▶ _Extracted records_:
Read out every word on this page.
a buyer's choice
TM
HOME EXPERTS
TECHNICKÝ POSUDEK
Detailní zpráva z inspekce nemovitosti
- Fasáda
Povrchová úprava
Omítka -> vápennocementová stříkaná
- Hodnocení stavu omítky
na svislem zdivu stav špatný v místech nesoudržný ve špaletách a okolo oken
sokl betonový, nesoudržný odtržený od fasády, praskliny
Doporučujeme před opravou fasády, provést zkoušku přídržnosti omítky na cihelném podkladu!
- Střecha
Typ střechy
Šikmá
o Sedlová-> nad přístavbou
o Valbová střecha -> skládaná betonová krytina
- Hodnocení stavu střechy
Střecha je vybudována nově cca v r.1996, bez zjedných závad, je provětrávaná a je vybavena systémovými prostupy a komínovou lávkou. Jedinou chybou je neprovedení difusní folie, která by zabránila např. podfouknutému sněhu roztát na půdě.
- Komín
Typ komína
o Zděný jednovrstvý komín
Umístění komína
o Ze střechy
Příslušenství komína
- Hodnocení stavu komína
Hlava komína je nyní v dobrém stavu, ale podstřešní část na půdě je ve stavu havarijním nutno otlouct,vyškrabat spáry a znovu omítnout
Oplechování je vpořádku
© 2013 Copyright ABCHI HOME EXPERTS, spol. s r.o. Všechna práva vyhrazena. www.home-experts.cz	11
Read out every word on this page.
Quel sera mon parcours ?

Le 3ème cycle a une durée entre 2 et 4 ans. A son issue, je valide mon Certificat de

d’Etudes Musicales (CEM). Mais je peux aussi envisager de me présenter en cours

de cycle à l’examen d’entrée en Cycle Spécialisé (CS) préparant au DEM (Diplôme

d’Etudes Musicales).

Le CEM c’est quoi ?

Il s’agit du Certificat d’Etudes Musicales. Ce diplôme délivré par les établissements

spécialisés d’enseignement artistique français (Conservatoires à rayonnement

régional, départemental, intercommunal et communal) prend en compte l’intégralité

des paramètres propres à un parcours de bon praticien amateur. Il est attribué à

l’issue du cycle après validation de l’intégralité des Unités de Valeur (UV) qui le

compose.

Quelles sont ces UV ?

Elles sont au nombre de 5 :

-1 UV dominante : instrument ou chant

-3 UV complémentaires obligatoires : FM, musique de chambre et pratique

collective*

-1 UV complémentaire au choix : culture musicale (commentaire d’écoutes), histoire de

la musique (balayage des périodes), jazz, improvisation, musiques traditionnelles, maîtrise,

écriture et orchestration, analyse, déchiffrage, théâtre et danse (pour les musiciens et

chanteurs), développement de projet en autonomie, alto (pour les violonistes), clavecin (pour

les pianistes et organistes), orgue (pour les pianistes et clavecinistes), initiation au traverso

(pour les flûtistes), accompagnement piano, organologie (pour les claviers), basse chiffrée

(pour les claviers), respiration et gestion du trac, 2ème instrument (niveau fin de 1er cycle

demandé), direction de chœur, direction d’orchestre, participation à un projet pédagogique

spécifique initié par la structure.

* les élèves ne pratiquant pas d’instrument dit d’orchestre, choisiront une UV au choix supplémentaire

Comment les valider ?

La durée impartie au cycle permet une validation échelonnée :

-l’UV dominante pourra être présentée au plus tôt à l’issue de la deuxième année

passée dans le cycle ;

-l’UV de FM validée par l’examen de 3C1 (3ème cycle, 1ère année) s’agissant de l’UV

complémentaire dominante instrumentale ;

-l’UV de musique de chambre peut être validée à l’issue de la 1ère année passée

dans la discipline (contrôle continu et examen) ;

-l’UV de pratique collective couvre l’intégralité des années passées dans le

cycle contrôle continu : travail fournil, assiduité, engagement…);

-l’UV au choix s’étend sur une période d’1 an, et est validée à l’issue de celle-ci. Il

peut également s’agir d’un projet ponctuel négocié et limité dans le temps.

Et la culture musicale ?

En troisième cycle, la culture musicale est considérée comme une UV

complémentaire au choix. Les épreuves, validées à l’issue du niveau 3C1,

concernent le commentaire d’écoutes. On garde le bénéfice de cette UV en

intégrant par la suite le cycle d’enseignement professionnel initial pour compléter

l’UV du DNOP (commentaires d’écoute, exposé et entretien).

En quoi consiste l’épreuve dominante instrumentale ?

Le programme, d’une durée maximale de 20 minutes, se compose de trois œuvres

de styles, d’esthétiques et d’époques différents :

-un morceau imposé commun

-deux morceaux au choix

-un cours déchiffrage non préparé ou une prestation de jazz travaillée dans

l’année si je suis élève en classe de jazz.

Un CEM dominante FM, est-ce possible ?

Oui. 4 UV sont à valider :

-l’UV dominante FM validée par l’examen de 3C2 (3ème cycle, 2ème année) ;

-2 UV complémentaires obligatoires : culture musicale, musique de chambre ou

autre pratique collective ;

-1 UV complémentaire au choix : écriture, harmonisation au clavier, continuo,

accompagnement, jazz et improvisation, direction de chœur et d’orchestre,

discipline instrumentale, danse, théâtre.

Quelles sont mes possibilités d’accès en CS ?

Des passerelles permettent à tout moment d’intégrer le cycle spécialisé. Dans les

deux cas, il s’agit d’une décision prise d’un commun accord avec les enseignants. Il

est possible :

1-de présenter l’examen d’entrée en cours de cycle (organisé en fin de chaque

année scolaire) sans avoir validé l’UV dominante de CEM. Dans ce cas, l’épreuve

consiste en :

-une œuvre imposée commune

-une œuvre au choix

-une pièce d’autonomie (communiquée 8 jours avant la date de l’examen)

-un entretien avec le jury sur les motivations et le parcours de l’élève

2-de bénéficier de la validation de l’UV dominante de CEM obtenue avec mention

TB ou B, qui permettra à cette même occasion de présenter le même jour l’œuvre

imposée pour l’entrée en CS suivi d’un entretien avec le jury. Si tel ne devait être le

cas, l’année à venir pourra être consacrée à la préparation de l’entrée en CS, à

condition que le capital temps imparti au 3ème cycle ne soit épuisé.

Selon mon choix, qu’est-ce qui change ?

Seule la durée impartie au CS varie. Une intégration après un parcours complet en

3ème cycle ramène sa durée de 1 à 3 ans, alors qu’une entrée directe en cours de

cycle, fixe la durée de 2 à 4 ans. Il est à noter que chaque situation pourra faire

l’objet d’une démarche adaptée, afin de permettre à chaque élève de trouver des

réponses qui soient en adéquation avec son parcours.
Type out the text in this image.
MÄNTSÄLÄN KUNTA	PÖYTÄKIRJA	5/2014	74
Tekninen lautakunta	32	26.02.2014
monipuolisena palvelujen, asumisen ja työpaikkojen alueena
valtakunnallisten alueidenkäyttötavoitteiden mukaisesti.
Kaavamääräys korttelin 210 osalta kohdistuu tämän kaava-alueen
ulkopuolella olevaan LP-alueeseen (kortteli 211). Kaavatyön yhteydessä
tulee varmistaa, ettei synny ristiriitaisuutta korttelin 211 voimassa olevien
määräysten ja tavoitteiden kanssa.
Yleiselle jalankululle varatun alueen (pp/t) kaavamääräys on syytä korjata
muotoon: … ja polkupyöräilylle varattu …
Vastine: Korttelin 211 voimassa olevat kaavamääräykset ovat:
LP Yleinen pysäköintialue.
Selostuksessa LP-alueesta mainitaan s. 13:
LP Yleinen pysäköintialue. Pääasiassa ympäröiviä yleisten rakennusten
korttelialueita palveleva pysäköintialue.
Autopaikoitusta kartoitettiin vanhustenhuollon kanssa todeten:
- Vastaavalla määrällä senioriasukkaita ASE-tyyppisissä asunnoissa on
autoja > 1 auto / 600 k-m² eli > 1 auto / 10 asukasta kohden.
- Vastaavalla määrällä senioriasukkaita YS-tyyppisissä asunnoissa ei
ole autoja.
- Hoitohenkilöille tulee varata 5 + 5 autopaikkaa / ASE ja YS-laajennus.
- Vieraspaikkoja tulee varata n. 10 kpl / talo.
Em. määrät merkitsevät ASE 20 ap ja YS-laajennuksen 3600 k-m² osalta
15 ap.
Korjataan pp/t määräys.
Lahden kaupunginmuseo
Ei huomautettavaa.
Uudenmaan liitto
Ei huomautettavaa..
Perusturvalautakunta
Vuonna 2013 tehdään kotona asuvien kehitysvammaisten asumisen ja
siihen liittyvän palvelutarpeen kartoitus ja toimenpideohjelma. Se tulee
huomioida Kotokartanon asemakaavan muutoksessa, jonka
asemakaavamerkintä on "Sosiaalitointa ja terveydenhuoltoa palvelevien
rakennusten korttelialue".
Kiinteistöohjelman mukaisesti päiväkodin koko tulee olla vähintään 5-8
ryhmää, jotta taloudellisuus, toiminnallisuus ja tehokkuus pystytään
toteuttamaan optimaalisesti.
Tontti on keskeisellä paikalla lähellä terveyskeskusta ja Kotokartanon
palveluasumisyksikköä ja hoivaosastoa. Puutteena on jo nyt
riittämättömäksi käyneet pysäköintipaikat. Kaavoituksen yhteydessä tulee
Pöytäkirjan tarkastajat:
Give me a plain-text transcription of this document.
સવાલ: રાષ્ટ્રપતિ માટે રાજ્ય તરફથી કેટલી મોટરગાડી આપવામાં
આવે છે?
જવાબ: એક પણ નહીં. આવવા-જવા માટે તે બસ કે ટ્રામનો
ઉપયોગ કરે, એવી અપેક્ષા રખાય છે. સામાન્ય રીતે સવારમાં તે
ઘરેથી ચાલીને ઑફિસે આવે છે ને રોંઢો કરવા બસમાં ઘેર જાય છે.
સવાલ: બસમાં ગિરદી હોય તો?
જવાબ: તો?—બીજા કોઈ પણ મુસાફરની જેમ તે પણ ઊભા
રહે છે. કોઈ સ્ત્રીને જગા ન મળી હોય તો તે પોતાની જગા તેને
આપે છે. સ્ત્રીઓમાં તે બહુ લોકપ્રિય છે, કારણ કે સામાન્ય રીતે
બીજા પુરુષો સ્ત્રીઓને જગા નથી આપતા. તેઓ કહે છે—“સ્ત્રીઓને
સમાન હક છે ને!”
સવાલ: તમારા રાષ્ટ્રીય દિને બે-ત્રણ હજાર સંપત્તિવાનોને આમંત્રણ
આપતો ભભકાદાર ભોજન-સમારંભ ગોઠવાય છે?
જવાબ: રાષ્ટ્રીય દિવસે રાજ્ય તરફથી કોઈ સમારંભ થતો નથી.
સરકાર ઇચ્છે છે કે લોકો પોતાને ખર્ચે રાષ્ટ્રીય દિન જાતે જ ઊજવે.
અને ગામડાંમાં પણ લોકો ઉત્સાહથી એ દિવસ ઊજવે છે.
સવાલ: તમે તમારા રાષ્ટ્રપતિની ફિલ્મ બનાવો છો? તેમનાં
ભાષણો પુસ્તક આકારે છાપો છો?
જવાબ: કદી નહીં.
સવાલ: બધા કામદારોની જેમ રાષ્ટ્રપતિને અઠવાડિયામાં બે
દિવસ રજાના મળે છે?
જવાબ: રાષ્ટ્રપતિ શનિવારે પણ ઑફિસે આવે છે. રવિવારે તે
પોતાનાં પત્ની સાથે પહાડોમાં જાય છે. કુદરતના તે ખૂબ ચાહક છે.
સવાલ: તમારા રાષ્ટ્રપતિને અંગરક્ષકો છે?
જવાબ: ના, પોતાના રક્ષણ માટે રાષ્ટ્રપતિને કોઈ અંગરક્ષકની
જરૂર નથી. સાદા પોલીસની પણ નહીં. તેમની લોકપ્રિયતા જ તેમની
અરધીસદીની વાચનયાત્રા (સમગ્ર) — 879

▶ _Problem details_: From the data, pick out every line that includes "examen".

▶ _Task response_:
de cycle à l’examen d’entrée en Cycle Spécialisé (CS) préparant au DEM (Diplôme
-l’UV de FM validée par l’examen de 3C1 (3ème cycle, 1ère année) s’agissant de l’UV
dans la discipline (contrôle continu et examen) ;
-l’UV dominante FM validée par l’examen de 3C2 (3ème cycle, 2ème année) ;
1-de présenter l’examen d’entrée en cours de cycle (organisé en fin de chaque
-une pièce d’autonomie (communiquée 8 jours avant la date de l’examen)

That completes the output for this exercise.